_What you should do_
Only the number is wanted: tally the lines below that contain the word "honorific".

_Raw records_

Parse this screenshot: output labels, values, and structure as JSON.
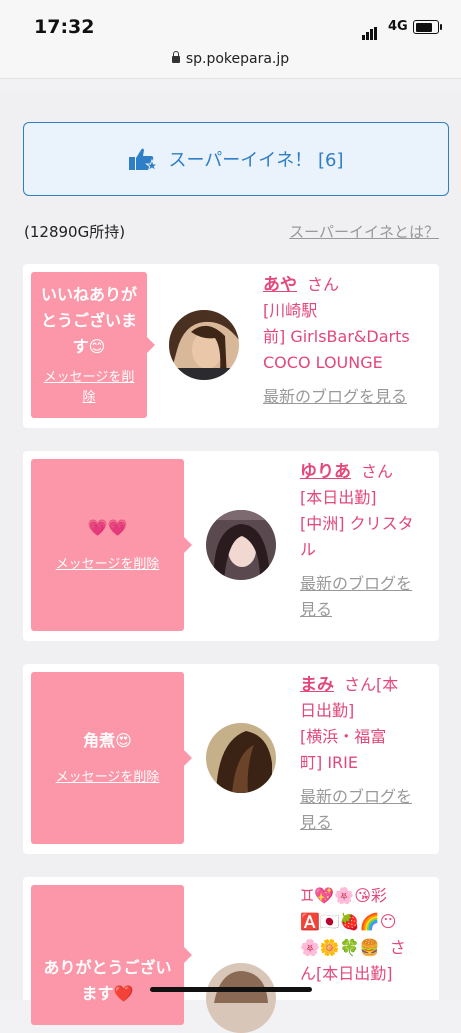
{
  "status": {
    "time": "17:32",
    "network": "4G",
    "url": "sp.pokepara.jp"
  },
  "super_like": {
    "label": "スーパーイイネ！ [6]"
  },
  "points_text": "(12890G所持)",
  "about_link": "スーパーイイネとは？",
  "blog_label": "最新のブログを見る",
  "delete_label": "メッセージを削除",
  "cards": [
    {
      "message_line1": "いいねありが",
      "message_line2": "とうございま",
      "message_line3": "す😊",
      "name": "あや",
      "honorific": "さん",
      "shop_line1": "[川崎駅",
      "shop_line2": "前] GirlsBar&Darts",
      "shop_line3": "COCO LOUNGE"
    },
    {
      "message": "💗💗",
      "name": "ゆりあ",
      "honorific": "さん",
      "shop_line1": "[本日出勤]",
      "shop_line2": "[中洲] クリスタ",
      "shop_line3": "ル",
      "blog_line1": "最新のブログを",
      "blog_line2": "見る"
    },
    {
      "message": "角煮😍",
      "name": "まみ",
      "honorific": "さん[本",
      "shop_line1": "日出勤]",
      "shop_line2": "[横浜・福富",
      "shop_line3": "町] IRIE",
      "blog_line1": "最新のブログを",
      "blog_line2": "見る"
    },
    {
      "message_line1": "ありがとうござい",
      "message_line2": "ます❤️",
      "name_line1": "♊💖🌸😘彩",
      "name_line2": "🅰️🇯🇵🍓🌈😶",
      "name_line3": "🌸🌼🍀🍔",
      "honorific": "さ",
      "shop_line1": "ん[本日出勤]"
    }
  ]
}
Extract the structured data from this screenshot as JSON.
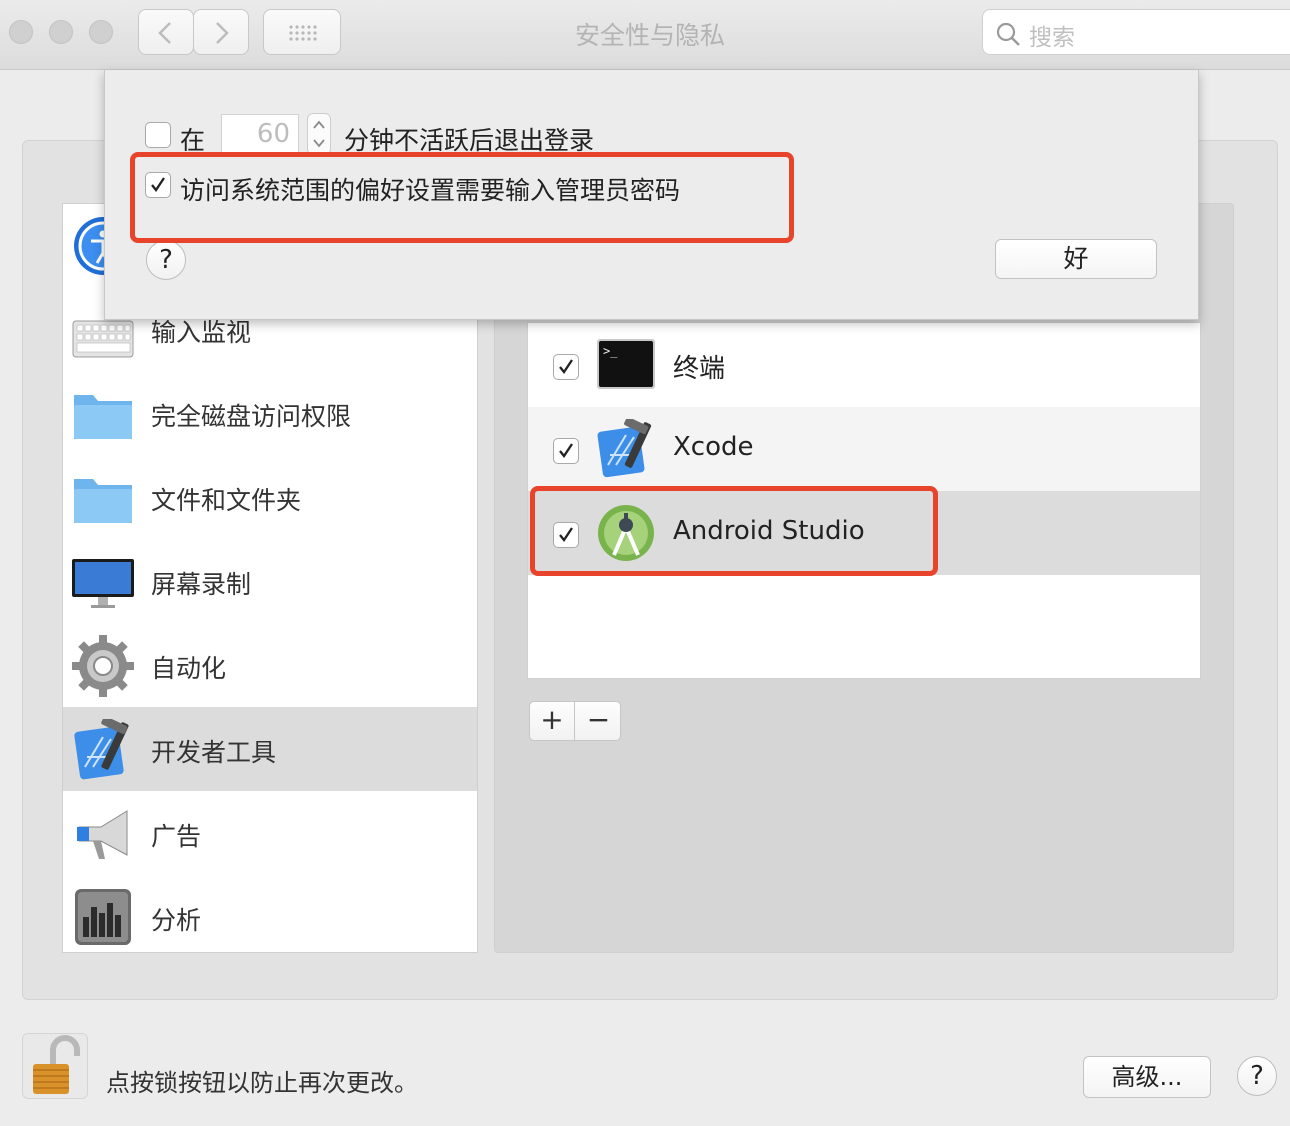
{
  "window": {
    "title": "安全性与隐私",
    "search_placeholder": "搜索"
  },
  "sidebar": {
    "items": [
      {
        "label": "",
        "icon": "accessibility-icon"
      },
      {
        "label": "输入监视",
        "icon": "keyboard-icon"
      },
      {
        "label": "完全磁盘访问权限",
        "icon": "folder-icon"
      },
      {
        "label": "文件和文件夹",
        "icon": "folder-icon"
      },
      {
        "label": "屏幕录制",
        "icon": "display-icon"
      },
      {
        "label": "自动化",
        "icon": "gear-icon"
      },
      {
        "label": "开发者工具",
        "icon": "xcode-icon",
        "selected": true
      },
      {
        "label": "广告",
        "icon": "megaphone-icon"
      },
      {
        "label": "分析",
        "icon": "analytics-icon"
      }
    ]
  },
  "apps": [
    {
      "label": "终端",
      "checked": true,
      "icon": "terminal-icon"
    },
    {
      "label": "Xcode",
      "checked": true,
      "icon": "xcode-icon"
    },
    {
      "label": "Android Studio",
      "checked": true,
      "icon": "android-studio-icon",
      "selected": true
    }
  ],
  "list_controls": {
    "add": "+",
    "remove": "−"
  },
  "sheet": {
    "logout_prefix": "在",
    "logout_minutes": "60",
    "logout_suffix": "分钟不活跃后退出登录",
    "logout_checked": false,
    "admin_password_label": "访问系统范围的偏好设置需要输入管理员密码",
    "admin_password_checked": true,
    "help": "?",
    "ok_label": "好"
  },
  "footer": {
    "lock_text": "点按锁按钮以防止再次更改。",
    "advanced_label": "高级...",
    "help": "?"
  },
  "colors": {
    "highlight_box": "#e8432b",
    "selection": "#dcdcdc"
  }
}
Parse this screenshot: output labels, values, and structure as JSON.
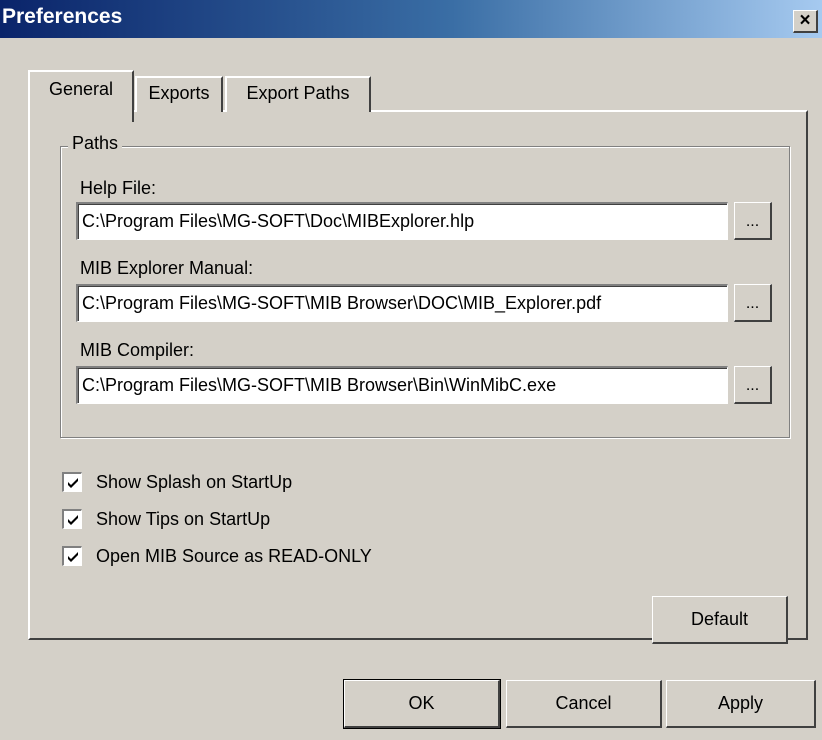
{
  "window": {
    "title": "Preferences",
    "close_glyph": "×"
  },
  "tabs": [
    {
      "label": "General",
      "selected": true
    },
    {
      "label": "Exports",
      "selected": false
    },
    {
      "label": "Export Paths",
      "selected": false
    }
  ],
  "paths_group": {
    "title": "Paths",
    "fields": [
      {
        "label": "Help File:",
        "value": "C:\\Program Files\\MG-SOFT\\Doc\\MIBExplorer.hlp",
        "browse_label": "..."
      },
      {
        "label": "MIB Explorer Manual:",
        "value": "C:\\Program Files\\MG-SOFT\\MIB Browser\\DOC\\MIB_Explorer.pdf",
        "browse_label": "..."
      },
      {
        "label": "MIB Compiler:",
        "value": "C:\\Program Files\\MG-SOFT\\MIB Browser\\Bin\\WinMibC.exe",
        "browse_label": "..."
      }
    ]
  },
  "options": [
    {
      "label": "Show Splash on StartUp",
      "checked": true
    },
    {
      "label": "Show Tips on StartUp",
      "checked": true
    },
    {
      "label": "Open MIB Source as READ-ONLY",
      "checked": true
    }
  ],
  "buttons": {
    "default": "Default",
    "ok": "OK",
    "cancel": "Cancel",
    "apply": "Apply"
  },
  "colors": {
    "face": "#d4d0c8",
    "title_start": "#0a246a",
    "title_end": "#a6caf0"
  }
}
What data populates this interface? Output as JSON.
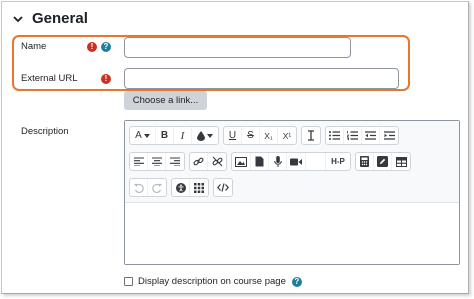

_Answer to this exercise_
4